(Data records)
= = = = =

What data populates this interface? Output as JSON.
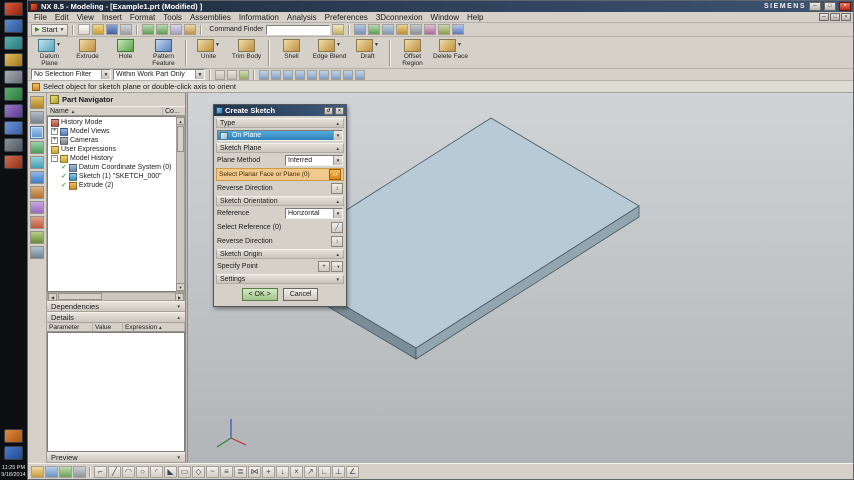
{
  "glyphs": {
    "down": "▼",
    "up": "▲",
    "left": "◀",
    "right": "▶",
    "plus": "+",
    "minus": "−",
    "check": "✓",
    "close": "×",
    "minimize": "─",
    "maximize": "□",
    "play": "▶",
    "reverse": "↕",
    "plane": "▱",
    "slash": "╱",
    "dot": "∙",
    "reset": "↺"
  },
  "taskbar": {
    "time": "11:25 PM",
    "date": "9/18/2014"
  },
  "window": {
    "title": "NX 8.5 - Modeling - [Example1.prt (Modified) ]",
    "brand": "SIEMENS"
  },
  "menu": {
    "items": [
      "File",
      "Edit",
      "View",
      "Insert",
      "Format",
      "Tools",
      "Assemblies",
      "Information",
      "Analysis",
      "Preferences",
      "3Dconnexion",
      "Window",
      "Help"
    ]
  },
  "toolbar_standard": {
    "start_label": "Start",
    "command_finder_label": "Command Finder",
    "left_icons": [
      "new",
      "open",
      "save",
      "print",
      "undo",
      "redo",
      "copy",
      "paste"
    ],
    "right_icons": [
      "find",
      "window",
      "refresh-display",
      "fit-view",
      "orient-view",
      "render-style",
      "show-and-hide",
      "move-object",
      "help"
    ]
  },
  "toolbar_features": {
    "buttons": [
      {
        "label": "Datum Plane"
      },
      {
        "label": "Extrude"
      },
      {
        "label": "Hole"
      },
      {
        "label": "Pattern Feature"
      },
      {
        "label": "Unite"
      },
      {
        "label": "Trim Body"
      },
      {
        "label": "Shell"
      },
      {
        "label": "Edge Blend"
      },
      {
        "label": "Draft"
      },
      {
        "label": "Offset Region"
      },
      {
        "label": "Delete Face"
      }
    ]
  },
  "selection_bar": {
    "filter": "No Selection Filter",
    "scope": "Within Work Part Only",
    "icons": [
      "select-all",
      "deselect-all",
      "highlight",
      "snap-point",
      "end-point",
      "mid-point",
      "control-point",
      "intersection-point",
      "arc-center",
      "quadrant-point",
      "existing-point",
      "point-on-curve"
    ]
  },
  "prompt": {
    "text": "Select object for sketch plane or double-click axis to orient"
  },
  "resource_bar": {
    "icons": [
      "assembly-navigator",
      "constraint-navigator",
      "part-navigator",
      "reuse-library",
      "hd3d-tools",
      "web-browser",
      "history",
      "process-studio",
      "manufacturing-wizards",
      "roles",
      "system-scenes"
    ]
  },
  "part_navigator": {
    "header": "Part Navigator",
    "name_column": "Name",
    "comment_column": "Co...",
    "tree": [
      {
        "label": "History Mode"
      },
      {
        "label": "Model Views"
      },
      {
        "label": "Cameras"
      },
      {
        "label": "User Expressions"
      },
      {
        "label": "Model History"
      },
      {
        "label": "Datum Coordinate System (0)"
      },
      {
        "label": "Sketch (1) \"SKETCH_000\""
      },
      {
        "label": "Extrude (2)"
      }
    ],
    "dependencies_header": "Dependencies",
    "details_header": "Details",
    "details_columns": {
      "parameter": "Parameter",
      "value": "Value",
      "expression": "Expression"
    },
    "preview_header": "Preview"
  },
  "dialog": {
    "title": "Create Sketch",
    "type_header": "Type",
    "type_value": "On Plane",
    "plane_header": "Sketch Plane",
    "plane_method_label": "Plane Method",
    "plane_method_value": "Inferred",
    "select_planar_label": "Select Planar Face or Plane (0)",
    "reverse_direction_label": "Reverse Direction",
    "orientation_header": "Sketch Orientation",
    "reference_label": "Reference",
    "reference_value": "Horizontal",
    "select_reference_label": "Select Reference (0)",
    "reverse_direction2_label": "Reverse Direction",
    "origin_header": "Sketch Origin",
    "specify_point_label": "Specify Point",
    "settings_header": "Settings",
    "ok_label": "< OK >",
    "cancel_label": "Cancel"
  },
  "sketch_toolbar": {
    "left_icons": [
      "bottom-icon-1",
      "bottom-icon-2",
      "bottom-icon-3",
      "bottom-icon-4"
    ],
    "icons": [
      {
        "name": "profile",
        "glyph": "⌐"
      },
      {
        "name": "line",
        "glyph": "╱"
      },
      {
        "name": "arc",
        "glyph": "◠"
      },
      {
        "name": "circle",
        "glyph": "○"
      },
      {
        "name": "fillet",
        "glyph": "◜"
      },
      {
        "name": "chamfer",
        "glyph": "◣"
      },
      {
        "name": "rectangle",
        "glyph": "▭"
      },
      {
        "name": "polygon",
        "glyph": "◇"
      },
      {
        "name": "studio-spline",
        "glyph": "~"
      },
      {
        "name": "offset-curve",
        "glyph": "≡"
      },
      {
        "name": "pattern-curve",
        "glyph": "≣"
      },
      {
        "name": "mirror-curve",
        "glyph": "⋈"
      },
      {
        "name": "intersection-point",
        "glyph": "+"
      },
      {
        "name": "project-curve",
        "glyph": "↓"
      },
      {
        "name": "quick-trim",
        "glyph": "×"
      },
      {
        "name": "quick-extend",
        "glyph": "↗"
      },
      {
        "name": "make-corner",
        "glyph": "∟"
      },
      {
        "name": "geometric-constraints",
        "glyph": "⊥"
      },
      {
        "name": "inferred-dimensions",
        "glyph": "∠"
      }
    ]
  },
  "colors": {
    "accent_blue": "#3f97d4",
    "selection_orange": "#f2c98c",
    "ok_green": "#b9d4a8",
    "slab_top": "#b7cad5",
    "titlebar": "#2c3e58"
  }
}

= = = = =

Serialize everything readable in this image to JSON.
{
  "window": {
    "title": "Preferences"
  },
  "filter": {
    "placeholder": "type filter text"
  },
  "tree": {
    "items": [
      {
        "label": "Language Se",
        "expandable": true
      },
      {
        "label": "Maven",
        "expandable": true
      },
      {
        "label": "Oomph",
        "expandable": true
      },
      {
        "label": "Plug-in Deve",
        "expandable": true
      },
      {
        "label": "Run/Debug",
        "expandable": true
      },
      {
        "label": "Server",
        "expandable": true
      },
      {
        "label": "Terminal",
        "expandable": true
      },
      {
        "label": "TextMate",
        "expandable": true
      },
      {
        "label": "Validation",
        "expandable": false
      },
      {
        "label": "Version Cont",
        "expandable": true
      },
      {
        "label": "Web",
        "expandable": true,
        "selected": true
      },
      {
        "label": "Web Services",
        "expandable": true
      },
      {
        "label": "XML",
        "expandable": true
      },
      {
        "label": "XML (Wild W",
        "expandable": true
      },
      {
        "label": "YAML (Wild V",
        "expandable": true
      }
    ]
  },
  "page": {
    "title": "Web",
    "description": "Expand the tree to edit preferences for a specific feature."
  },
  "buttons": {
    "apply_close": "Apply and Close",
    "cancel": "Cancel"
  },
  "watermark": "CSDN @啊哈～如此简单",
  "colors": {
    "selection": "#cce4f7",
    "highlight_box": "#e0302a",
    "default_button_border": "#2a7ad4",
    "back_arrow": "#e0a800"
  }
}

= = = = =

Request: Check each line above for the string "curve" and show the ones that have it.

In response:
      "point-on-curve"
        "name": "offset-curve",
        "name": "pattern-curve",
        "name": "mirror-curve",
        "name": "project-curve",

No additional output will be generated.